**Passage:**
* * *
The interviews conducted for a good oral history must be preceded by extensive research and followed by transcription, editing, and publication--a process that costs $18,000 and up per volume. Staff sometimes worked for free in crowded attic offices in the Doe Library Annex, Baum staying after hours to make sure that all correspondence was up to date and that she knew what everyone was doing. She kept ideas filed in a “limbo drawer” until she could find money to make them happen. All agree that she was exceptionally imaginative and far-sighted, and so persistent that most of her projects eventually moved from limbo to realization. Baum had, for example, wanted a series on mining twenty years before she and Swent were able to launch it.
Baum also had long wanted to do an ambitious oral history project around the California governorship of Earl Warren. But the then-chief justice resisted. She asked Warren’s old friend, Horace Albright, to intercede, which Albright did when the two Cal friends (from the Class of 1912) met while mountain climbing in the Mediterranean. By the time the Warren project was completed, the ROHO staff had interviewed 149 individuals connected with his years in Sacramento. It took 13 years to complete, comprised 53 volumes, and marked the first time that a state’s past had been so thoroughly documented with oral histories. The Warren series served as a model for subsequent projects on the terms of governors Goodwin Knight and Ronald Reagan, which continue to provide invaluable source material for researchers.
Even as her staff grew, Baum worked with colleagues from around the country to develop professional standards. She attended colloquia and academic conferences to network and make ROHO projects known to scholars, while her staff published books and articles based on their own work. Many oral historians regard Baum’s small book, Oral History for the Local Historical Society, as the essential how-to manual for the field. Charles Morrissey, past president of the Oral History Association, points out that Baum was the first to invite an independent evaluation of a major oral history project, in order to improve its standards.
* * *
**Source material:**
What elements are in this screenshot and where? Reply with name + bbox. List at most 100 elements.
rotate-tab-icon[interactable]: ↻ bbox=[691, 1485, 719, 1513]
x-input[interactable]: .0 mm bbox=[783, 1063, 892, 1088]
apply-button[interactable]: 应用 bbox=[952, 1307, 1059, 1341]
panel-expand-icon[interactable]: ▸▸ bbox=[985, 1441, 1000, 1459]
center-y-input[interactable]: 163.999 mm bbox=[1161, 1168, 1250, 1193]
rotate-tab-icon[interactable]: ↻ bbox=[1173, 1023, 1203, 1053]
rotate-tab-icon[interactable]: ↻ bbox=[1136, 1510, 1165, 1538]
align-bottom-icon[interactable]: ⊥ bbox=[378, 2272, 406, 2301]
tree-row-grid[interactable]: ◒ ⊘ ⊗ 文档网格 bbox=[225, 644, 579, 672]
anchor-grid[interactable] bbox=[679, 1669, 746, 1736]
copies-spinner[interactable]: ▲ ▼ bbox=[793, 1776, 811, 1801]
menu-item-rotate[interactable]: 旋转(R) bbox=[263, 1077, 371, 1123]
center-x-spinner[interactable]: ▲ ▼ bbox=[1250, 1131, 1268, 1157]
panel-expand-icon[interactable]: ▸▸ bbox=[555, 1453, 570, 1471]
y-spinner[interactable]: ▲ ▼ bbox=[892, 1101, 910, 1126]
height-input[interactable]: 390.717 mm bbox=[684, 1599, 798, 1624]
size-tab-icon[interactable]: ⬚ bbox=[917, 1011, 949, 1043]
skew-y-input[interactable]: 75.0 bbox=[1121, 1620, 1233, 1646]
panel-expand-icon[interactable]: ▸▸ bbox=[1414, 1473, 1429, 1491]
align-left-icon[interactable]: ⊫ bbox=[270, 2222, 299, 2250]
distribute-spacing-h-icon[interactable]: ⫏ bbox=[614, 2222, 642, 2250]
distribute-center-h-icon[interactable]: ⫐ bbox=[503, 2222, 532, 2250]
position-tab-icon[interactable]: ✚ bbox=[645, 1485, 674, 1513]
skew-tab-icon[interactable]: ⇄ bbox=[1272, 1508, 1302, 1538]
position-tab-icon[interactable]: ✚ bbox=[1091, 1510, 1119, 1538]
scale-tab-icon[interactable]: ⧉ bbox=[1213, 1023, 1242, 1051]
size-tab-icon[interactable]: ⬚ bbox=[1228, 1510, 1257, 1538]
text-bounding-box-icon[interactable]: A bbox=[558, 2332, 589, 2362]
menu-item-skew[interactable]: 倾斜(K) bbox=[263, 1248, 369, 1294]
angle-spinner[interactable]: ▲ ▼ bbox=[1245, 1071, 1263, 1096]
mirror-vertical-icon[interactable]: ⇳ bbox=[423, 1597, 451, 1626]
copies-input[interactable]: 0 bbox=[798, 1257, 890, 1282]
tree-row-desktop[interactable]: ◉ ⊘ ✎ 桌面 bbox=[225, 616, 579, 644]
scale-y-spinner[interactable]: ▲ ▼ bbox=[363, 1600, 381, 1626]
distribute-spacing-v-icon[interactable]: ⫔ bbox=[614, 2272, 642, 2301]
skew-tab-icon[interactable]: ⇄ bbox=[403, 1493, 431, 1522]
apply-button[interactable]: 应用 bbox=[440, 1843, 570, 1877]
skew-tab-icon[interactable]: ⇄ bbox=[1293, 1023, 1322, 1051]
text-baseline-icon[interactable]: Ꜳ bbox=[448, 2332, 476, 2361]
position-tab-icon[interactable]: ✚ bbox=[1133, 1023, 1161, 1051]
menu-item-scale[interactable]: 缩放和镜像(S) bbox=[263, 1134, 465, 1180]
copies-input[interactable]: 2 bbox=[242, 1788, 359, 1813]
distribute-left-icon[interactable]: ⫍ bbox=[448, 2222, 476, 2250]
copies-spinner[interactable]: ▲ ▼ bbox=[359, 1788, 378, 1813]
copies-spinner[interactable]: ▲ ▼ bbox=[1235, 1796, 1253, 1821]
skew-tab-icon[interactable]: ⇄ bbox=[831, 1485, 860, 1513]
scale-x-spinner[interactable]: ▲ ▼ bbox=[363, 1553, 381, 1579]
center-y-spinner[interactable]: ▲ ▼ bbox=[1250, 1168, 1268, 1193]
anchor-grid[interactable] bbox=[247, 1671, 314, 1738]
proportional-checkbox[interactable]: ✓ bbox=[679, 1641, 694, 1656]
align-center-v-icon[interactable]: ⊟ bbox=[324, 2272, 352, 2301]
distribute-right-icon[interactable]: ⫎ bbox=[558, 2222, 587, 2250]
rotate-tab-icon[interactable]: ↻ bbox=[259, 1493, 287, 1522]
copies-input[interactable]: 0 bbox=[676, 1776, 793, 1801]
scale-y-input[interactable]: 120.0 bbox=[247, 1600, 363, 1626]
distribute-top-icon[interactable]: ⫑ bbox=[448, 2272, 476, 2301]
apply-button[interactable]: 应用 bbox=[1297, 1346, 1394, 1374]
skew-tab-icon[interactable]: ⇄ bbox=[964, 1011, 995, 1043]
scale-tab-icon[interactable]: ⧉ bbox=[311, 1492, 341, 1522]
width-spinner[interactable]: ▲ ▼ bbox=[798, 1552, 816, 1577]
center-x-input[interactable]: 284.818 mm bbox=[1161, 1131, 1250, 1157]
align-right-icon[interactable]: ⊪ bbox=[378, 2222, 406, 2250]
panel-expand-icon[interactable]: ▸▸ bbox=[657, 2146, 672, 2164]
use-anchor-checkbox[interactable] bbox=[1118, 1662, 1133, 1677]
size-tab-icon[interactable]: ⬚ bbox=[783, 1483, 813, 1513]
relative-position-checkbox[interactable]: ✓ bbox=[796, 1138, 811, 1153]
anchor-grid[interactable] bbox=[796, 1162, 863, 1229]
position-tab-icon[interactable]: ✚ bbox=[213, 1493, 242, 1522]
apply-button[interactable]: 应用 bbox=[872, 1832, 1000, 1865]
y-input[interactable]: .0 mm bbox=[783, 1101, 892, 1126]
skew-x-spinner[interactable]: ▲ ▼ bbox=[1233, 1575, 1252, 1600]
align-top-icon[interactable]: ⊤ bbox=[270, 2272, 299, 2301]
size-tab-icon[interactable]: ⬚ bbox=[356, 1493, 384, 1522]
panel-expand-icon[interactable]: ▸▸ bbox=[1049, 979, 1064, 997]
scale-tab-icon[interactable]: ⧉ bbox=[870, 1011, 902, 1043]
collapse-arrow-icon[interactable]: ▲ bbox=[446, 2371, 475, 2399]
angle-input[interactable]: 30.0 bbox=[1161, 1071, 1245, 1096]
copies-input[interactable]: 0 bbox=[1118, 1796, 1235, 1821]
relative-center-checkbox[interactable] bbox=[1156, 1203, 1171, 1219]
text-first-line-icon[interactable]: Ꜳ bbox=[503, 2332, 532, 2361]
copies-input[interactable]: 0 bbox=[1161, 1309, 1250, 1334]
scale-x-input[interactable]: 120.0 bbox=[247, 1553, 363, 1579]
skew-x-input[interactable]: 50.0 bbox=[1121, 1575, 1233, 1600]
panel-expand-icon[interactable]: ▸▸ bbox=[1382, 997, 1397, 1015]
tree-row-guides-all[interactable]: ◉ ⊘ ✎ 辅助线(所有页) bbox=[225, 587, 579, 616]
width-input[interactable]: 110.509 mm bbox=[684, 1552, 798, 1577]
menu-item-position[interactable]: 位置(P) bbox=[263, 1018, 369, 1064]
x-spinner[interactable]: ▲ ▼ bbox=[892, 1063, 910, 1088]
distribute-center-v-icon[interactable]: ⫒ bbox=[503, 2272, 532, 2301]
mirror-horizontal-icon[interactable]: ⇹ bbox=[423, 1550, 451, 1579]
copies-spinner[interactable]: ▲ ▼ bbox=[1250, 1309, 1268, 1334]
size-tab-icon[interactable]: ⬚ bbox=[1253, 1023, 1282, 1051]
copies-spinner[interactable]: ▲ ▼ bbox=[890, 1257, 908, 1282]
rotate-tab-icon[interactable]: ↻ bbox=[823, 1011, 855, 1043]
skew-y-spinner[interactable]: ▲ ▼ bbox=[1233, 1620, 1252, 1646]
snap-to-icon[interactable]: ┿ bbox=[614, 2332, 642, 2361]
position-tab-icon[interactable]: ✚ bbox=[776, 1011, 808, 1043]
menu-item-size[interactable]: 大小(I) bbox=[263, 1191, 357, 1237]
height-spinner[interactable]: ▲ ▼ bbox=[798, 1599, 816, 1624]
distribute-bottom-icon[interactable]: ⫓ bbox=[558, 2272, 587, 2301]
* * *
**What to do:**
• a. Substitute "water rights" for "mining" in the stretch of the oral history passage from "The interviews conducted" through "to launch it.", and give that stretch again.
• b. Convert the stretch of entries from the start of the entries through the line containing "size-tab-icon[interactable]: ⬚ bbox=[1228, 1510, 1257, 1538]" into a JSON list of strings, one string per line, leaving out blank lines.

**Solved tasks:**
• a.
The interviews conducted for a good oral history must be preceded by extensive research and followed by transcription, editing, and publication--a process that costs $18,000 and up per volume. Staff sometimes worked for free in crowded attic offices in the Doe Library Annex, Baum staying after hours to make sure that all correspondence was up to date and that she knew what everyone was doing. She kept ideas filed in a “limbo drawer” until she could find money to make them happen. All agree that she was exceptionally imaginative and far-sighted, and so persistent that most of her projects eventually moved from limbo to realization. Baum had, for example, wanted a series on water rights twenty years before she and Swent were able to launch it.

• b.
[
  "What elements are in this screenshot and where? Reply with name + bbox. List at most 100 elements.",
  "rotate-tab-icon[interactable]: ↻ bbox=[691, 1485, 719, 1513]",
  "x-input[interactable]: .0 mm bbox=[783, 1063, 892, 1088]",
  "apply-button[interactable]: 应用 bbox=[952, 1307, 1059, 1341]",
  "panel-expand-icon[interactable]: ▸▸ bbox=[985, 1441, 1000, 1459]",
  "center-y-input[interactable]: 163.999 mm bbox=[1161, 1168, 1250, 1193]",
  "rotate-tab-icon[interactable]: ↻ bbox=[1173, 1023, 1203, 1053]",
  "rotate-tab-icon[interactable]: ↻ bbox=[1136, 1510, 1165, 1538]",
  "align-bottom-icon[interactable]: ⊥ bbox=[378, 2272, 406, 2301]",
  "tree-row-grid[interactable]: ◒ ⊘ ⊗ 文档网格 bbox=[225, 644, 579, 672]",
  "anchor-grid[interactable] bbox=[679, 1669, 746, 1736]",
  "copies-spinner[interactable]: ▲ ▼ bbox=[793, 1776, 811, 1801]",
  "menu-item-rotate[interactable]: 旋转(R) bbox=[263, 1077, 371, 1123]",
  "center-x-spinner[interactable]: ▲ ▼ bbox=[1250, 1131, 1268, 1157]",
  "panel-expand-icon[interactable]: ▸▸ bbox=[555, 1453, 570, 1471]",
  "y-spinner[interactable]: ▲ ▼ bbox=[892, 1101, 910, 1126]",
  "height-input[interactable]: 390.717 mm bbox=[684, 1599, 798, 1624]",
  "size-tab-icon[interactable]: ⬚ bbox=[917, 1011, 949, 1043]",
  "skew-y-input[interactable]: 75.0 bbox=[1121, 1620, 1233, 1646]",
  "panel-expand-icon[interactable]: ▸▸ bbox=[1414, 1473, 1429, 1491]",
  "align-left-icon[interactable]: ⊫ bbox=[270, 2222, 299, 2250]",
  "distribute-spacing-h-icon[interactable]: ⫏ bbox=[614, 2222, 642, 2250]",
  "distribute-center-h-icon[interactable]: ⫐ bbox=[503, 2222, 532, 2250]",
  "position-tab-icon[interactable]: ✚ bbox=[645, 1485, 674, 1513]",
  "skew-tab-icon[interactable]: ⇄ bbox=[1272, 1508, 1302, 1538]",
  "position-tab-icon[interactable]: ✚ bbox=[1091, 1510, 1119, 1538]",
  "scale-tab-icon[interactable]: ⧉ bbox=[1213, 1023, 1242, 1051]",
  "size-tab-icon[interactable]: ⬚ bbox=[1228, 1510, 1257, 1538]"
]